Data to process:
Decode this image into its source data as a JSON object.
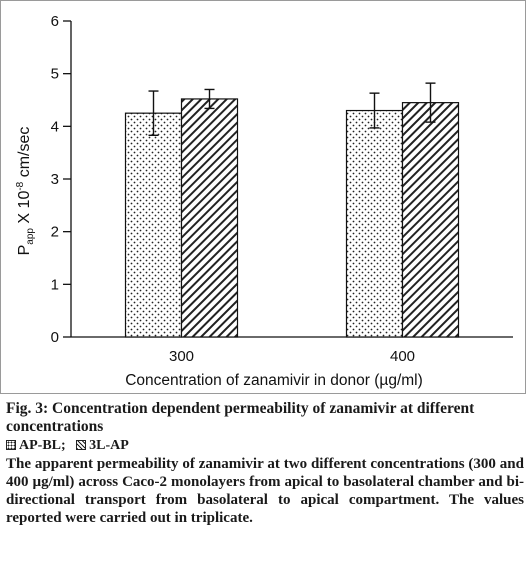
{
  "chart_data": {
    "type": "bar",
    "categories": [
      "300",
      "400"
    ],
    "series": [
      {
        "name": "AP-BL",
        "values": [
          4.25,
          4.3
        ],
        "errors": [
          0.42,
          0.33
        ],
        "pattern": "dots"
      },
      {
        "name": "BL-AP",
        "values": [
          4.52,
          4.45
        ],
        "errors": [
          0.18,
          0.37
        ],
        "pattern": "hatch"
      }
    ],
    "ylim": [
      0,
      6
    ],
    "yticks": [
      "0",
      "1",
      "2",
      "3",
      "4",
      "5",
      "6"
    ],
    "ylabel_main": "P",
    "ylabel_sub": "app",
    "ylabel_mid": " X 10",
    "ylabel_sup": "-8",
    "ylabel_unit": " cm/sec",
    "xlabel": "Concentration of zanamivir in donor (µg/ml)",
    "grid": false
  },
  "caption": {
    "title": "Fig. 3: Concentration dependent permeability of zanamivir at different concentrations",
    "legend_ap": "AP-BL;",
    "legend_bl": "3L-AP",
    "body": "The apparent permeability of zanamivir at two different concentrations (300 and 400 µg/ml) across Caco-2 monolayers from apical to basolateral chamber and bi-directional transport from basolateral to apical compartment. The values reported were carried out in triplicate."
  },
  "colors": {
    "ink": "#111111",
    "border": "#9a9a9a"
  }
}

Instruction:
Pick out the lines that have the word "permeability". Copy them all.

Task output:
    "title": "Fig. 3: Concentration dependent permeability of zanamivir at different concentrations",
    "body": "The apparent permeability of zanamivir at two different concentrations (300 and 400 µg/ml) across Caco-2 monolayers from apical to basolateral chamber and bi-directional transport from basolateral to apical compartment. The values reported were carried out in triplicate."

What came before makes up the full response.